━━━━━ Data for this task
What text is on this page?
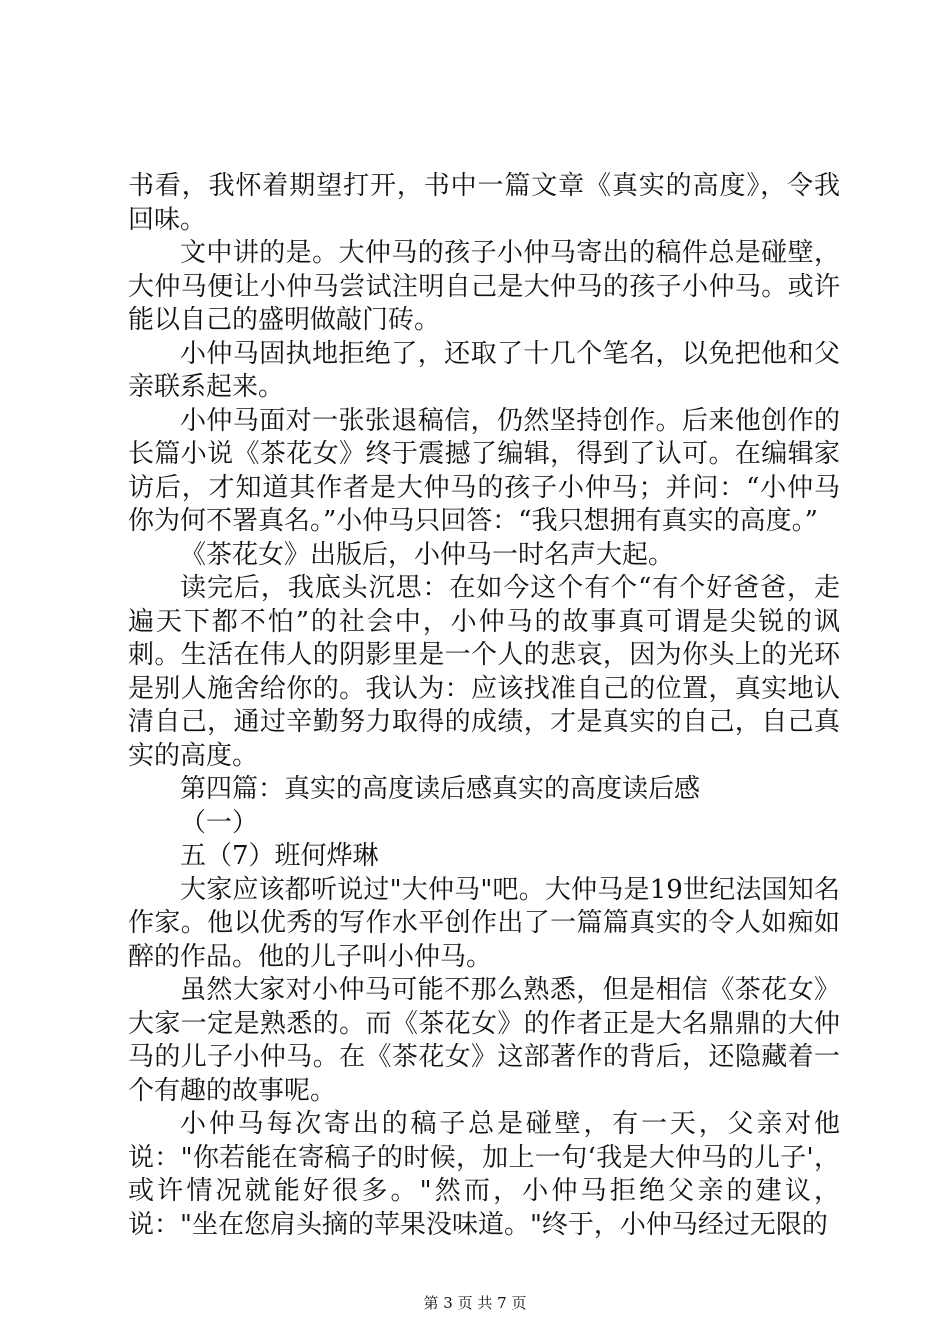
书看，我怀着期望打开，书中一篇文章《真实的高度》，令我回味。

文中讲的是。大仲马的孩子小仲马寄出的稿件总是碰壁，大仲马便让小仲马尝试注明自己是大仲马的孩子小仲马。或许能以自己的盛明做敲门砖。

小仲马固执地拒绝了，还取了十几个笔名，以免把他和父亲联系起来。

小仲马面对一张张退稿信，仍然坚持创作。后来他创作的长篇小说《茶花女》终于震撼了编辑，得到了认可。在编辑家访后，才知道其作者是大仲马的孩子小仲马；并问：“小仲马你为何不署真名。”小仲马只回答：“我只想拥有真实的高度。”

《茶花女》出版后，小仲马一时名声大起。

读完后，我底头沉思：在如今这个有个“有个好爸爸，走遍天下都不怕”的社会中，小仲马的故事真可谓是尖锐的讽刺。生活在伟人的阴影里是一个人的悲哀，因为你头上的光环是别人施舍给你的。我认为：应该找准自己的位置，真实地认清自己，通过辛勤努力取得的成绩，才是真实的自己，自己真实的高度。

第四篇：真实的高度读后感真实的高度读后感

（一）

五（7）班何烨琳

大家应该都听说过"大仲马"吧。大仲马是19世纪法国知名作家。他以优秀的写作水平创作出了一篇篇真实的令人如痴如醉的作品。他的儿子叫小仲马。

虽然大家对小仲马可能不那么熟悉，但是相信《茶花女》大家一定是熟悉的。而《茶花女》的作者正是大名鼎鼎的大仲马的儿子小仲马。在《茶花女》这部著作的背后，还隐藏着一个有趣的故事呢。

小仲马每次寄出的稿子总是碰壁，有一天，父亲对他说："你若能在寄稿子的时候，加上一句‘我是大仲马的儿子'，或许情况就能好很多。"然而，小仲马拒绝父亲的建议，说："坐在您肩头摘的苹果没味道。"终于，小仲马经过无限的

第 3 页 共 7 页
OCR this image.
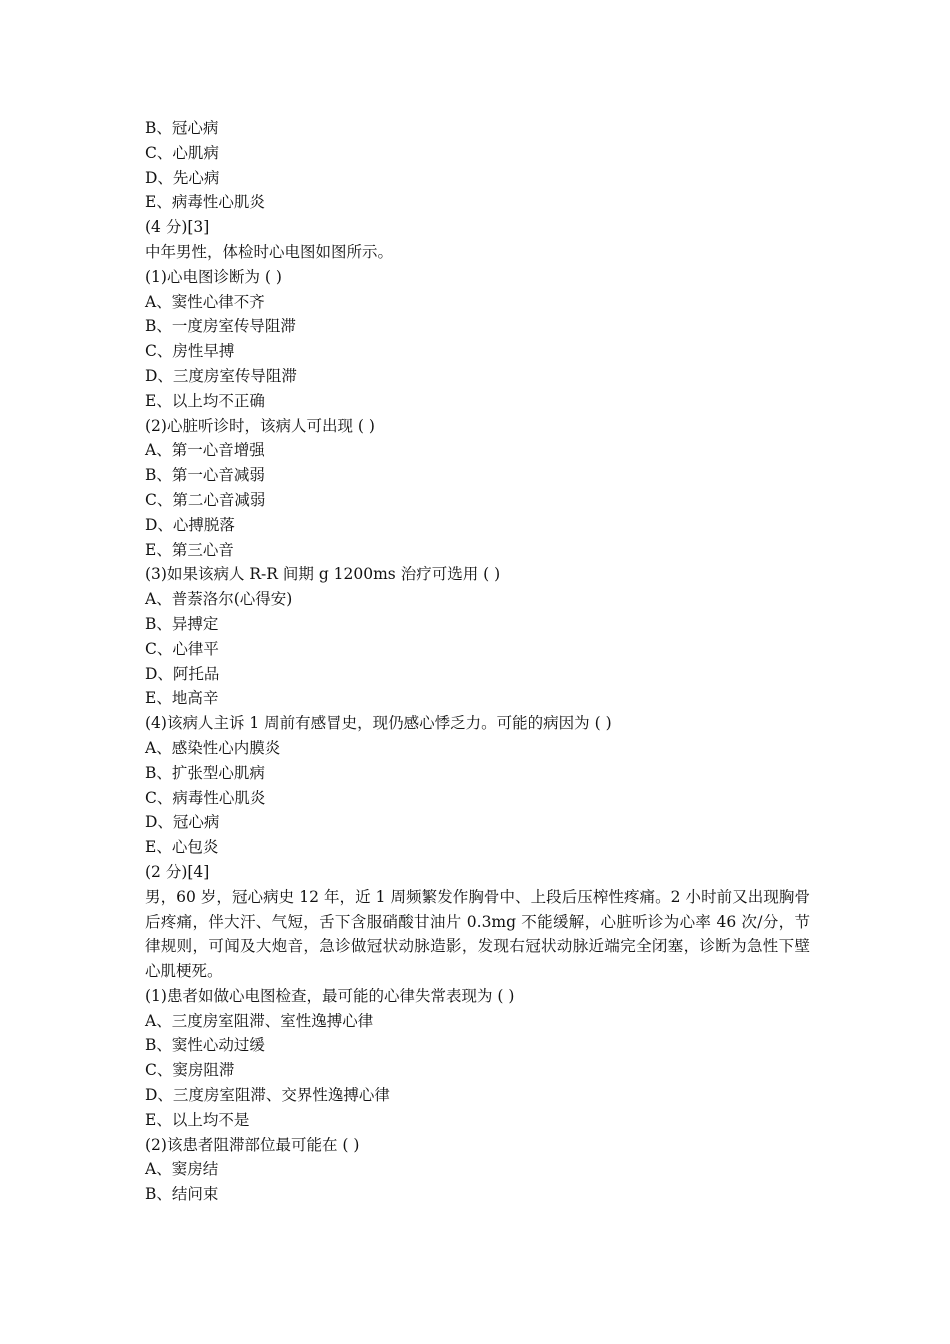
B、冠心病
C、心肌病
D、先心病
E、病毒性心肌炎
(4 分)[3]
中年男性，体检时心电图如图所示。
(1)心电图诊断为 ( )
A、窦性心律不齐
B、一度房室传导阻滞
C、房性早搏
D、三度房室传导阻滞
E、以上均不正确
(2)心脏听诊时，该病人可出现 ( )
A、第一心音增强
B、第一心音减弱
C、第二心音减弱
D、心搏脱落
E、第三心音
(3)如果该病人 R-R 间期 g 1200ms 治疗可选用 ( )
A、普萘洛尔(心得安)
B、异搏定
C、心律平
D、阿托品
E、地高辛
(4)该病人主诉 1 周前有感冒史，现仍感心悸乏力。可能的病因为 ( )
A、感染性心内膜炎
B、扩张型心肌病
C、病毒性心肌炎
D、冠心病
E、心包炎
(2 分)[4]
男，60 岁，冠心病史 12 年，近 1 周频繁发作胸骨中、上段后压榨性疼痛。2 小时前又出现胸骨后疼痛，伴大汗、气短，舌下含服硝酸甘油片 0.3mg 不能缓解，心脏听诊为心率 46 次/分，节律规则，可闻及大炮音，急诊做冠状动脉造影，发现右冠状动脉近端完全闭塞，诊断为急性下壁心肌梗死。
(1)患者如做心电图检查，最可能的心律失常表现为 ( )
A、三度房室阻滞、室性逸搏心律
B、窦性心动过缓
C、窦房阻滞
D、三度房室阻滞、交界性逸搏心律
E、以上均不是
(2)该患者阻滞部位最可能在 ( )
A、窦房结
B、结问束
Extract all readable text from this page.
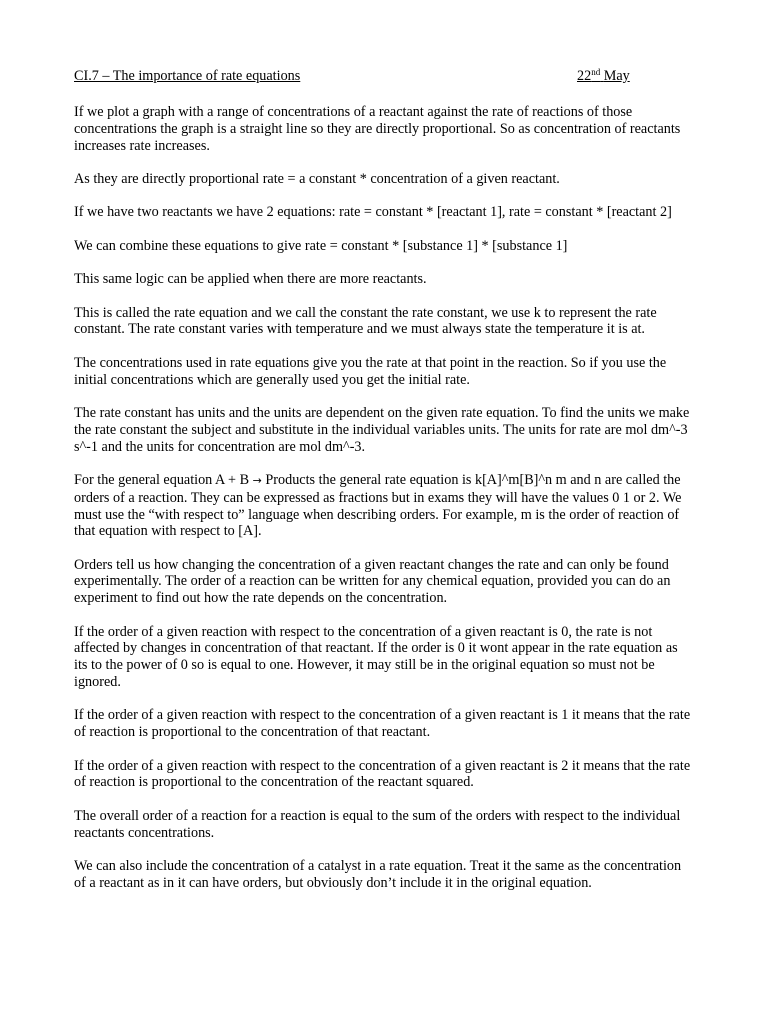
CI.7 – The importance of rate equations	22nd May

If we plot a graph with a range of concentrations of a reactant against the rate of reactions of those concentrations the graph is a straight line so they are directly proportional. So as concentration of reactants increases rate increases.

As they are directly proportional rate = a constant * concentration of a given reactant.

If we have two reactants we have 2 equations: rate = constant * [reactant 1], rate = constant * [reactant 2]

We can combine these equations to give rate = constant * [substance 1] * [substance 1]

This same logic can be applied when there are more reactants.

This is called the rate equation and we call the constant the rate constant, we use k to represent the rate constant. The rate constant varies with temperature and we must always state the temperature it is at.

The concentrations used in rate equations give you the rate at that point in the reaction. So if you use the initial concentrations which are generally used you get the initial rate.

The rate constant has units and the units are dependent on the given rate equation. To find the units we make the rate constant the subject and substitute in the individual variables units. The units for rate are mol dm^-3 s^-1 and the units for concentration are mol dm^-3.

For the general equation A + B → Products the general rate equation is k[A]^m[B]^n m and n are called the orders of a reaction. They can be expressed as fractions but in exams they will have the values 0 1 or 2. We must use the “with respect to” language when describing orders. For example, m is the order of reaction of that equation with respect to [A].

Orders tell us how changing the concentration of a given reactant changes the rate and can only be found experimentally. The order of a reaction can be written for any chemical equation, provided you can do an experiment to find out how the rate depends on the concentration.

If the order of a given reaction with respect to the concentration of a given reactant is 0, the rate is not affected by changes in concentration of that reactant. If the order is 0 it wont appear in the rate equation as its to the power of 0 so is equal to one. However, it may still be in the original equation so must not be ignored.

If the order of a given reaction with respect to the concentration of a given reactant is 1 it means that the rate of reaction is proportional to the concentration of that reactant.

If the order of a given reaction with respect to the concentration of a given reactant is 2 it means that the rate of reaction is proportional to the concentration of the reactant squared.

The overall order of a reaction for a reaction is equal to the sum of the orders with respect to the individual reactants concentrations.

We can also include the concentration of a catalyst in a rate equation. Treat it the same as the concentration of a reactant as in it can have orders, but obviously don’t include it in the original equation.
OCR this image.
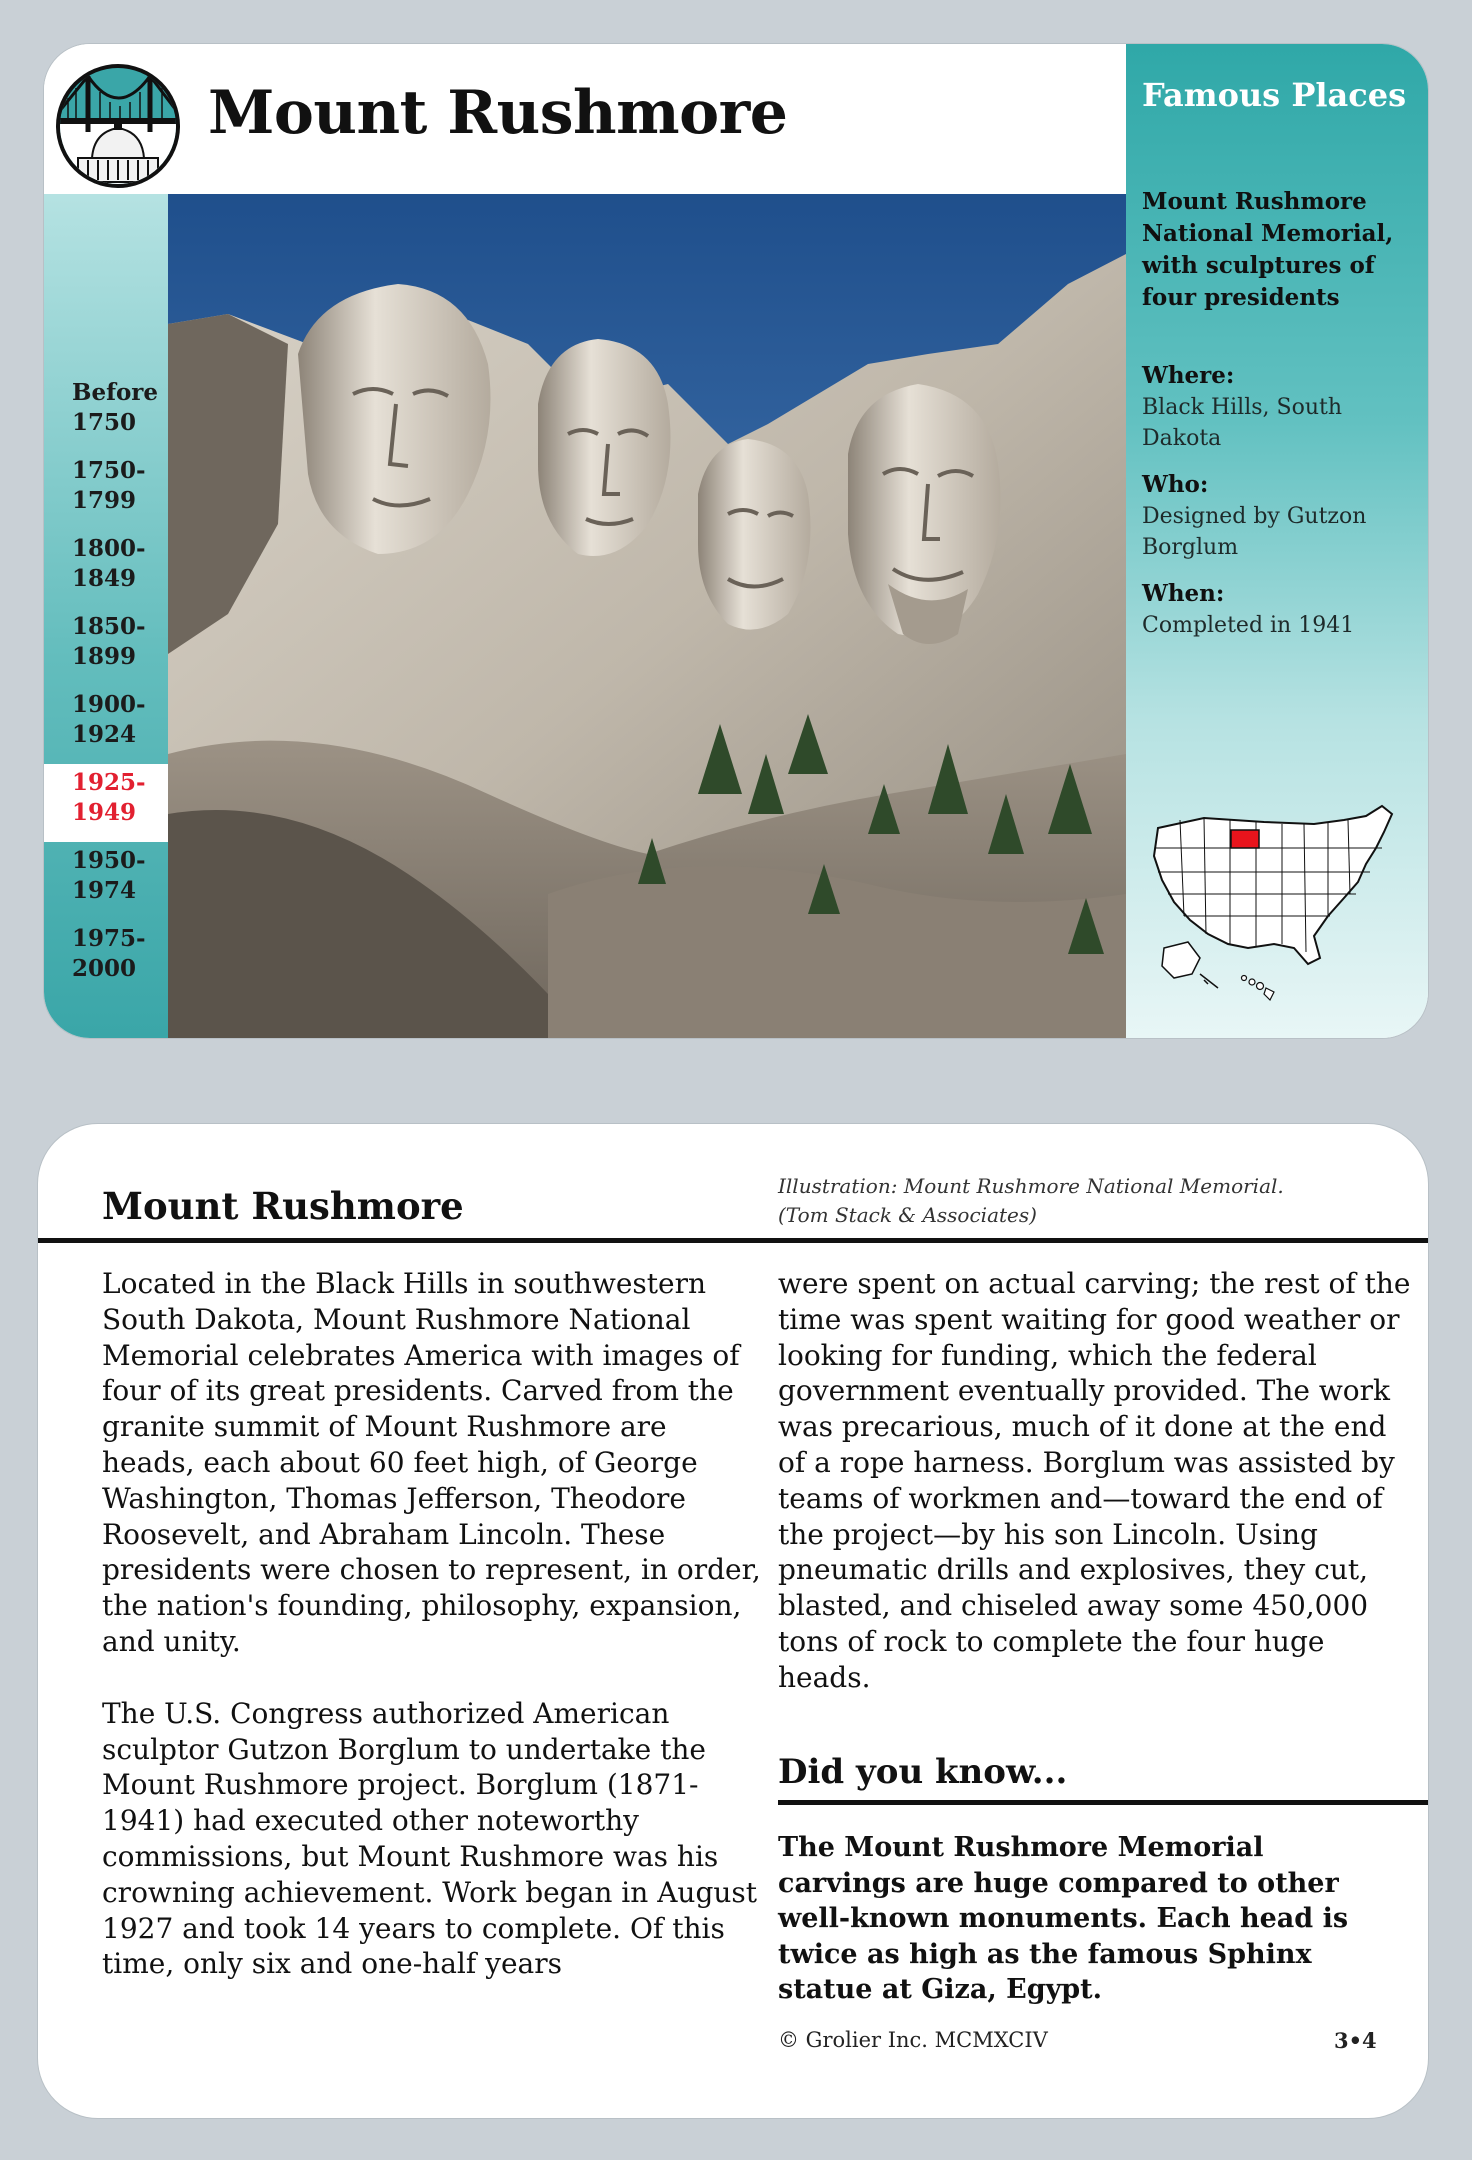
Mount Rushmore
Before
1750
1750-
1799
1800-
1849
1850-
1899
1900-
1924
1925-
1949
1950-
1974
1975-
2000
Famous Places
Mount Rushmore National Memorial, with sculptures of four presidents
Where:
Black Hills, South Dakota
Who:
Designed by Gutzon Borglum
When:
Completed in 1941
Mount Rushmore	Illustration: Mount Rushmore National Memorial.
(Tom Stack & Associates)

Located in the Black Hills in southwestern South Dakota, Mount Rushmore National Memorial celebrates America with images of four of its great presidents. Carved from the granite summit of Mount Rushmore are heads, each about 60 feet high, of George Washington, Thomas Jefferson, Theodore Roosevelt, and Abraham Lincoln. These presidents were chosen to represent, in order, the nation's founding, philosophy, expansion, and unity.

The U.S. Congress authorized American sculptor Gutzon Borglum to undertake the Mount Rushmore project. Borglum (1871-1941) had executed other noteworthy commissions, but Mount Rushmore was his crowning achievement. Work began in August 1927 and took 14 years to complete. Of this time, only six and one-half years

were spent on actual carving; the rest of the time was spent waiting for good weather or looking for funding, which the federal government eventually provided. The work was precarious, much of it done at the end of a rope harness. Borglum was assisted by teams of workmen and—toward the end of the project—by his son Lincoln. Using pneumatic drills and explosives, they cut, blasted, and chiseled away some 450,000 tons of rock to complete the four huge heads.

Did you know...
The Mount Rushmore Memorial carvings are huge compared to other well-known monuments. Each head is twice as high as the famous Sphinx statue at Giza, Egypt.
© Grolier Inc. MCMXCIV	3•4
━━━━━━━━━━
◆ Your goal ◆
Nothing but a number is needed here: how many lines hold the string "represent"?

◆ Response to the task ◆
2